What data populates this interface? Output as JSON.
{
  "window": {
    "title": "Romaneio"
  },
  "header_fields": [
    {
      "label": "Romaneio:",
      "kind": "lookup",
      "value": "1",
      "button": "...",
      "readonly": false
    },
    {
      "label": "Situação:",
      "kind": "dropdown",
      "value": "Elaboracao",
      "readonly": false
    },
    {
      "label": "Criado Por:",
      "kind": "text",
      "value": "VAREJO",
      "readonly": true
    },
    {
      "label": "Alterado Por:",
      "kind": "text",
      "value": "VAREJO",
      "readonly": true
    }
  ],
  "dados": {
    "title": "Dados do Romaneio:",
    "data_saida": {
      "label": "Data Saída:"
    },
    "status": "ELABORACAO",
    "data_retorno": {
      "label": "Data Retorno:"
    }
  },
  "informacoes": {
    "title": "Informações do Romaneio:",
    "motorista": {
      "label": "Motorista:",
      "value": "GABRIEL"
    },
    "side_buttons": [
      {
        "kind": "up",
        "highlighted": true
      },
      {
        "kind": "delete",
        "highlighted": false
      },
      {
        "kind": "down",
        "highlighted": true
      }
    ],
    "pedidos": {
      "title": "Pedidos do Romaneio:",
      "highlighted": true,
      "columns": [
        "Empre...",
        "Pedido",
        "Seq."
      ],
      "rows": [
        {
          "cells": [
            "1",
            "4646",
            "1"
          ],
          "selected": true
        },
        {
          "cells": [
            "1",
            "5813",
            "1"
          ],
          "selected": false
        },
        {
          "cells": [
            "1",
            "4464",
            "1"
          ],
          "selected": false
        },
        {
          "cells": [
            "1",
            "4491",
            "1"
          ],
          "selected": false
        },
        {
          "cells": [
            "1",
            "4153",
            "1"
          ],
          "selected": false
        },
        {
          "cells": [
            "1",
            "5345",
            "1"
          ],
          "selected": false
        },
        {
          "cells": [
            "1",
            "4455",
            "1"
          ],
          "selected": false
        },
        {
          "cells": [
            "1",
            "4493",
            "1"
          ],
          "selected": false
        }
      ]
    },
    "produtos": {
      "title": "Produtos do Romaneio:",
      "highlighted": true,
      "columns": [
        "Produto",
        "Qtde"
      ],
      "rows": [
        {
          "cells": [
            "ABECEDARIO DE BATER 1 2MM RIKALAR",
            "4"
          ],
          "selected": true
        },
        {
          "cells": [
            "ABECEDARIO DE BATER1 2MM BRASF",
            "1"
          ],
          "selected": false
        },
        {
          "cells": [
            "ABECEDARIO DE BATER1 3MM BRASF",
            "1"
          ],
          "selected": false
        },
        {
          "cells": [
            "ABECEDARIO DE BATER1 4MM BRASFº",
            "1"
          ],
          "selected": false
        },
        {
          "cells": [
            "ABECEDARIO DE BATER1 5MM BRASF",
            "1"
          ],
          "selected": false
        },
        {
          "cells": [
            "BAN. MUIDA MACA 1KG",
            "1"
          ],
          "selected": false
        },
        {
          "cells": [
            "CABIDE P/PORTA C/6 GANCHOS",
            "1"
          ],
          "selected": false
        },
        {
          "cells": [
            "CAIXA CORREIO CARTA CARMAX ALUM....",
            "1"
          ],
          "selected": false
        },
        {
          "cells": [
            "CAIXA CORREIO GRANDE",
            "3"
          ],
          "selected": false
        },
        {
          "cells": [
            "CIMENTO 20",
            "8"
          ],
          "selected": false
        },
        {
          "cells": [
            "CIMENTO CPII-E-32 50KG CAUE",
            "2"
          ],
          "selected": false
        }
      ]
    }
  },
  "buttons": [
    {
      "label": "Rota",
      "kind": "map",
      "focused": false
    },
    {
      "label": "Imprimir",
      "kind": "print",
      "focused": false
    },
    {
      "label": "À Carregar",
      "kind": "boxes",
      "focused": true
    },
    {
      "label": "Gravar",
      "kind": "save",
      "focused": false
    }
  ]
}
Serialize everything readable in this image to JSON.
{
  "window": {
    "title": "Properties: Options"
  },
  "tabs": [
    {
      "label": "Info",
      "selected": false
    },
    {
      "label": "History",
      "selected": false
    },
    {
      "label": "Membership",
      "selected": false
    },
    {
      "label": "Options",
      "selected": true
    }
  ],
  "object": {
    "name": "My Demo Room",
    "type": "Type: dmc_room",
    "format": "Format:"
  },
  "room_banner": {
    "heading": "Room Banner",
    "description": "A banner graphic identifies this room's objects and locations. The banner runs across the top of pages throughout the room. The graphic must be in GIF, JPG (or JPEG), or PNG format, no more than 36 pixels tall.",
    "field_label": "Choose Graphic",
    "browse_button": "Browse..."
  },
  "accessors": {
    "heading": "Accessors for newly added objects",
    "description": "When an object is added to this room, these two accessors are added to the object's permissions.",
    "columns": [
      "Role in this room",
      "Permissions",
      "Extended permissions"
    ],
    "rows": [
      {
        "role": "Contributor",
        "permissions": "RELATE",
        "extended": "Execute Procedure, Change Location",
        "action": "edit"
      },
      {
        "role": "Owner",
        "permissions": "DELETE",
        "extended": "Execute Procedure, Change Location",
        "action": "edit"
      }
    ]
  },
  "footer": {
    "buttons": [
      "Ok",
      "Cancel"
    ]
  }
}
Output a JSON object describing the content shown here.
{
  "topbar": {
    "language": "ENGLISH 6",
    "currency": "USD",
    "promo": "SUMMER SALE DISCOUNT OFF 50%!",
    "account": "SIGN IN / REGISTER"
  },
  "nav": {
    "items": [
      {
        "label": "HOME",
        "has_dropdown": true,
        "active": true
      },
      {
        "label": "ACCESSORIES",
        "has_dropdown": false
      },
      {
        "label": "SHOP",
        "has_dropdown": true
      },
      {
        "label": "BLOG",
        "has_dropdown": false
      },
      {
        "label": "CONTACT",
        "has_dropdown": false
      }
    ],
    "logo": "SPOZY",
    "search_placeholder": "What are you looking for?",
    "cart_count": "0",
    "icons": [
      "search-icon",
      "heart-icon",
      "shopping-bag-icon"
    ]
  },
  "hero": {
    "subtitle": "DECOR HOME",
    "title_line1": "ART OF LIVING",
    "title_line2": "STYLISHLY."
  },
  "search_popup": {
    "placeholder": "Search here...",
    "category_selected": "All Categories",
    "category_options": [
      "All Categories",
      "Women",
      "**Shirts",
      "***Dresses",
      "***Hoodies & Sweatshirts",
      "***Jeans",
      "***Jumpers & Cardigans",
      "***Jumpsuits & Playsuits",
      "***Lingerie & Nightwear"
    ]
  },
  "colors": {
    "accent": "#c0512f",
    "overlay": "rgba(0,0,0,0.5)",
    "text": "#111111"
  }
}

_____

## WORK INSTRUCTIONS
Reproduce the records in full, exactly as written.

## RESPONSE
What data populates this interface? Output as JSON.
{
  "window": {
    "title": "Romaneio"
  },
  "header_fields": [
    {
      "label": "Romaneio:",
      "kind": "lookup",
      "value": "1",
      "button": "...",
      "readonly": false
    },
    {
      "label": "Situação:",
      "kind": "dropdown",
      "value": "Elaboracao",
      "readonly": false
    },
    {
      "label": "Criado Por:",
      "kind": "text",
      "value": "VAREJO",
      "readonly": true
    },
    {
      "label": "Alterado Por:",
      "kind": "text",
      "value": "VAREJO",
      "readonly": true
    }
  ],
  "dados": {
    "title": "Dados do Romaneio:",
    "data_saida": {
      "label": "Data Saída:"
    },
    "status": "ELABORACAO",
    "data_retorno": {
      "label": "Data Retorno:"
    }
  },
  "informacoes": {
    "title": "Informações do Romaneio:",
    "motorista": {
      "label": "Motorista:",
      "value": "GABRIEL"
    },
    "side_buttons": [
      {
        "kind": "up",
        "highlighted": true
      },
      {
        "kind": "delete",
        "highlighted": false
      },
      {
        "kind": "down",
        "highlighted": true
      }
    ],
    "pedidos": {
      "title": "Pedidos do Romaneio:",
      "highlighted": true,
      "columns": [
        "Empre...",
        "Pedido",
        "Seq."
      ],
      "rows": [
        {
          "cells": [
            "1",
            "4646",
            "1"
          ],
          "selected": true
        },
        {
          "cells": [
            "1",
            "5813",
            "1"
          ],
          "selected": false
        },
        {
          "cells": [
            "1",
            "4464",
            "1"
          ],
          "selected": false
        },
        {
          "cells": [
            "1",
            "4491",
            "1"
          ],
          "selected": false
        },
        {
          "cells": [
            "1",
            "4153",
            "1"
          ],
          "selected": false
        },
        {
          "cells": [
            "1",
            "5345",
            "1"
          ],
          "selected": false
        },
        {
          "cells": [
            "1",
            "4455",
            "1"
          ],
          "selected": false
        },
        {
          "cells": [
            "1",
            "4493",
            "1"
          ],
          "selected": false
        }
      ]
    },
    "produtos": {
      "title": "Produtos do Romaneio:",
      "highlighted": true,
      "columns": [
        "Produto",
        "Qtde"
      ],
      "rows": [
        {
          "cells": [
            "ABECEDARIO DE BATER 1 2MM RIKALAR",
            "4"
          ],
          "selected": true
        },
        {
          "cells": [
            "ABECEDARIO DE BATER1 2MM BRASF",
            "1"
          ],
          "selected": false
        },
        {
          "cells": [
            "ABECEDARIO DE BATER1 3MM BRASF",
            "1"
          ],
          "selected": false
        },
        {
          "cells": [
            "ABECEDARIO DE BATER1 4MM BRASFº",
            "1"
          ],
          "selected": false
        },
        {
          "cells": [
            "ABECEDARIO DE BATER1 5MM BRASF",
            "1"
          ],
          "selected": false
        },
        {
          "cells": [
            "BAN. MUIDA MACA 1KG",
            "1"
          ],
          "selected": false
        },
        {
          "cells": [
            "CABIDE P/PORTA C/6 GANCHOS",
            "1"
          ],
          "selected": false
        },
        {
          "cells": [
            "CAIXA CORREIO CARTA CARMAX ALUM....",
            "1"
          ],
          "selected": false
        },
        {
          "cells": [
            "CAIXA CORREIO GRANDE",
            "3"
          ],
          "selected": false
        },
        {
          "cells": [
            "CIMENTO 20",
            "8"
          ],
          "selected": false
        },
        {
          "cells": [
            "CIMENTO CPII-E-32 50KG CAUE",
            "2"
          ],
          "selected": false
        }
      ]
    }
  },
  "buttons": [
    {
      "label": "Rota",
      "kind": "map",
      "focused": false
    },
    {
      "label": "Imprimir",
      "kind": "print",
      "focused": false
    },
    {
      "label": "À Carregar",
      "kind": "boxes",
      "focused": true
    },
    {
      "label": "Gravar",
      "kind": "save",
      "focused": false
    }
  ]
}
Serialize everything readable in this image to JSON.
{
  "window": {
    "title": "Properties: Options"
  },
  "tabs": [
    {
      "label": "Info",
      "selected": false
    },
    {
      "label": "History",
      "selected": false
    },
    {
      "label": "Membership",
      "selected": false
    },
    {
      "label": "Options",
      "selected": true
    }
  ],
  "object": {
    "name": "My Demo Room",
    "type": "Type: dmc_room",
    "format": "Format:"
  },
  "room_banner": {
    "heading": "Room Banner",
    "description": "A banner graphic identifies this room's objects and locations. The banner runs across the top of pages throughout the room. The graphic must be in GIF, JPG (or JPEG), or PNG format, no more than 36 pixels tall.",
    "field_label": "Choose Graphic",
    "browse_button": "Browse..."
  },
  "accessors": {
    "heading": "Accessors for newly added objects",
    "description": "When an object is added to this room, these two accessors are added to the object's permissions.",
    "columns": [
      "Role in this room",
      "Permissions",
      "Extended permissions"
    ],
    "rows": [
      {
        "role": "Contributor",
        "permissions": "RELATE",
        "extended": "Execute Procedure, Change Location",
        "action": "edit"
      },
      {
        "role": "Owner",
        "permissions": "DELETE",
        "extended": "Execute Procedure, Change Location",
        "action": "edit"
      }
    ]
  },
  "footer": {
    "buttons": [
      "Ok",
      "Cancel"
    ]
  }
}
Output a JSON object describing the content shown here.
{
  "topbar": {
    "language": "ENGLISH 6",
    "currency": "USD",
    "promo": "SUMMER SALE DISCOUNT OFF 50%!",
    "account": "SIGN IN / REGISTER"
  },
  "nav": {
    "items": [
      {
        "label": "HOME",
        "has_dropdown": true,
        "active": true
      },
      {
        "label": "ACCESSORIES",
        "has_dropdown": false
      },
      {
        "label": "SHOP",
        "has_dropdown": true
      },
      {
        "label": "BLOG",
        "has_dropdown": false
      },
      {
        "label": "CONTACT",
        "has_dropdown": false
      }
    ],
    "logo": "SPOZY",
    "search_placeholder": "What are you looking for?",
    "cart_count": "0",
    "icons": [
      "search-icon",
      "heart-icon",
      "shopping-bag-icon"
    ]
  },
  "hero": {
    "subtitle": "DECOR HOME",
    "title_line1": "ART OF LIVING",
    "title_line2": "STYLISHLY."
  },
  "search_popup": {
    "placeholder": "Search here...",
    "category_selected": "All Categories",
    "category_options": [
      "All Categories",
      "Women",
      "**Shirts",
      "***Dresses",
      "***Hoodies & Sweatshirts",
      "***Jeans",
      "***Jumpers & Cardigans",
      "***Jumpsuits & Playsuits",
      "***Lingerie & Nightwear"
    ]
  },
  "colors": {
    "accent": "#c0512f",
    "overlay": "rgba(0,0,0,0.5)",
    "text": "#111111"
  }
}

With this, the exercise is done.